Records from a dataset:
━━━━━━━━━━━━━━━━━━━━━━━━━━━━━━
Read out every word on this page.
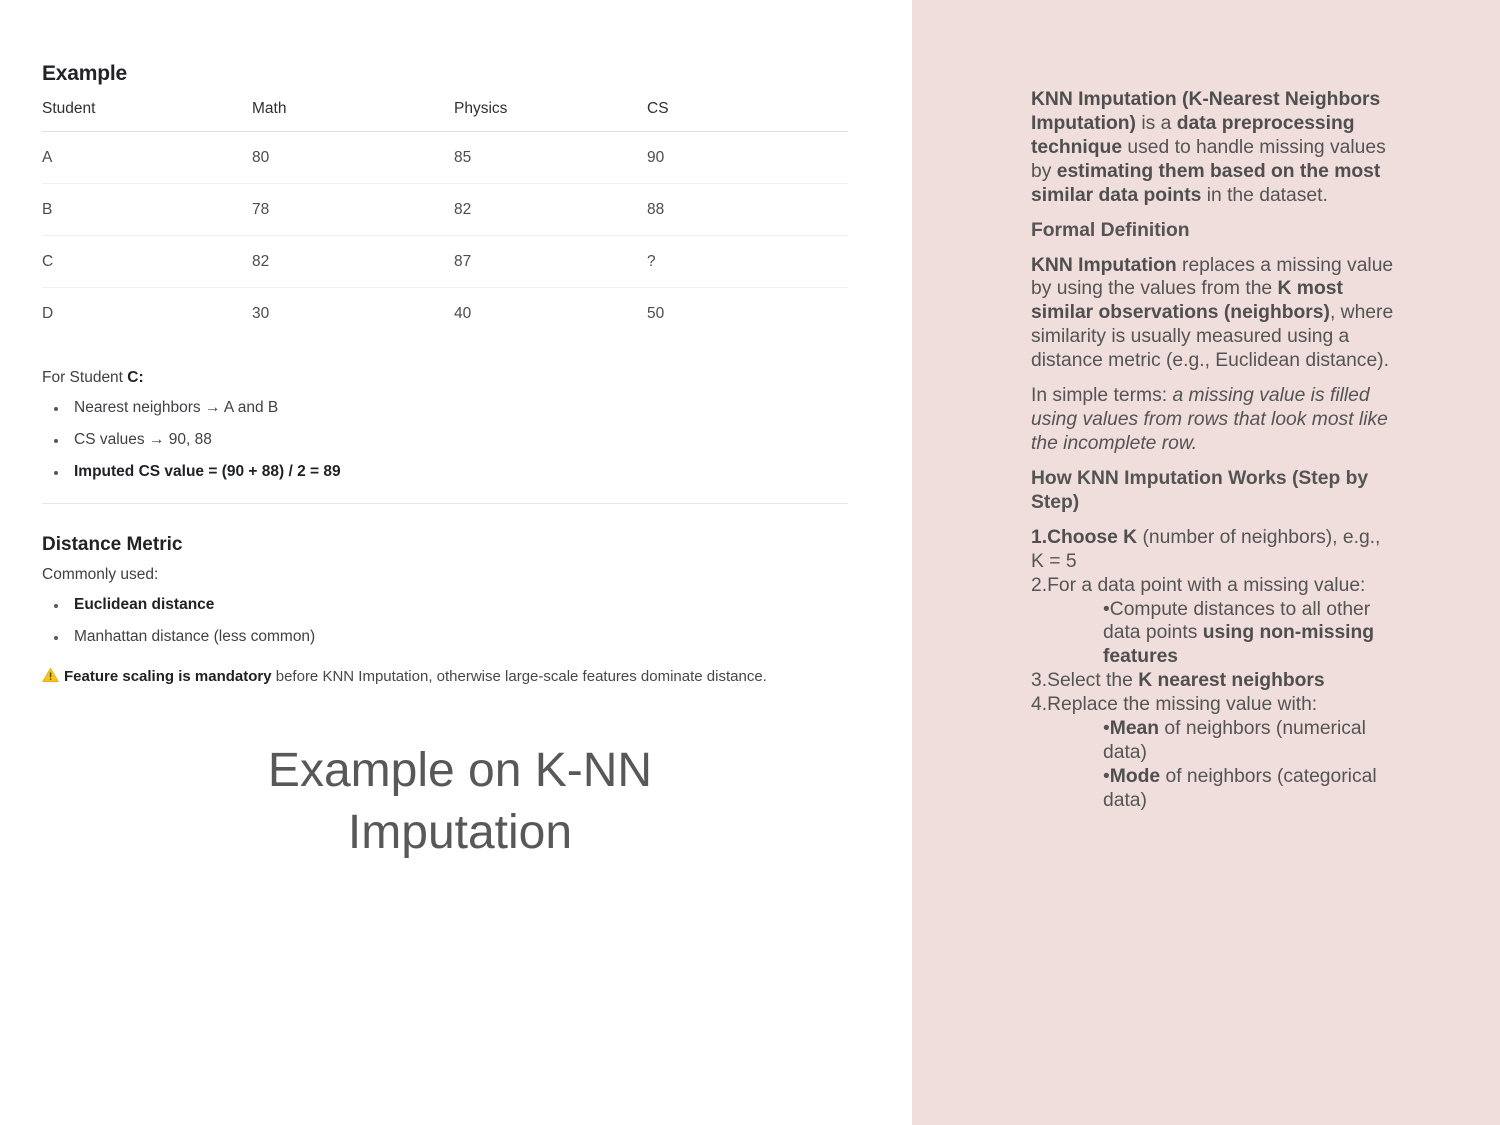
Example
Student	Math	Physics	CS
A	80	85	90
B	78	82	88
C	82	87	?
D	30	40	50

For Student C:

Nearest neighbors → A and B
CS values → 90, 88
Imputed CS value = (90 + 88) / 2 = 89
Distance Metric

Commonly used:

Euclidean distance
Manhattan distance (less common)
Feature scaling is mandatory before KNN Imputation, otherwise large-scale features dominate distance.
Example on K-NN
Imputation

KNN Imputation (K-Nearest Neighbors Imputation) is a data preprocessing technique used to handle missing values by estimating them based on the most similar data points in the dataset.

Formal Definition

KNN Imputation replaces a missing value by using the values from the K most similar observations (neighbors), where similarity is usually measured using a distance metric (e.g., Euclidean distance).

In simple terms: a missing value is filled using values from rows that look most like the incomplete row.

How KNN Imputation Works (Step by Step)

1.Choose K (number of neighbors), e.g., K = 5
2.For a data point with a missing value:
•Compute distances to all other data points using non-missing features
3.Select the K nearest neighbors
4.Replace the missing value with:
•Mean of neighbors (numerical data)
•Mode of neighbors (categorical data)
━━━━━━━━━━━━━━━━━━━━━━━━━━━━━━
*Instructions for the task*.
Scan the material above. Return every line containing the string "most".

*Solution to this problem*.
KNN Imputation (K-Nearest Neighbors Imputation) is a data preprocessing technique used to handle missing values by estimating them based on the most similar data points in the dataset.
KNN Imputation replaces a missing value by using the values from the K most similar observations (neighbors), where similarity is usually measured using a distance metric (e.g., Euclidean distance).
In simple terms: a missing value is filled using values from rows that look most like the incomplete row.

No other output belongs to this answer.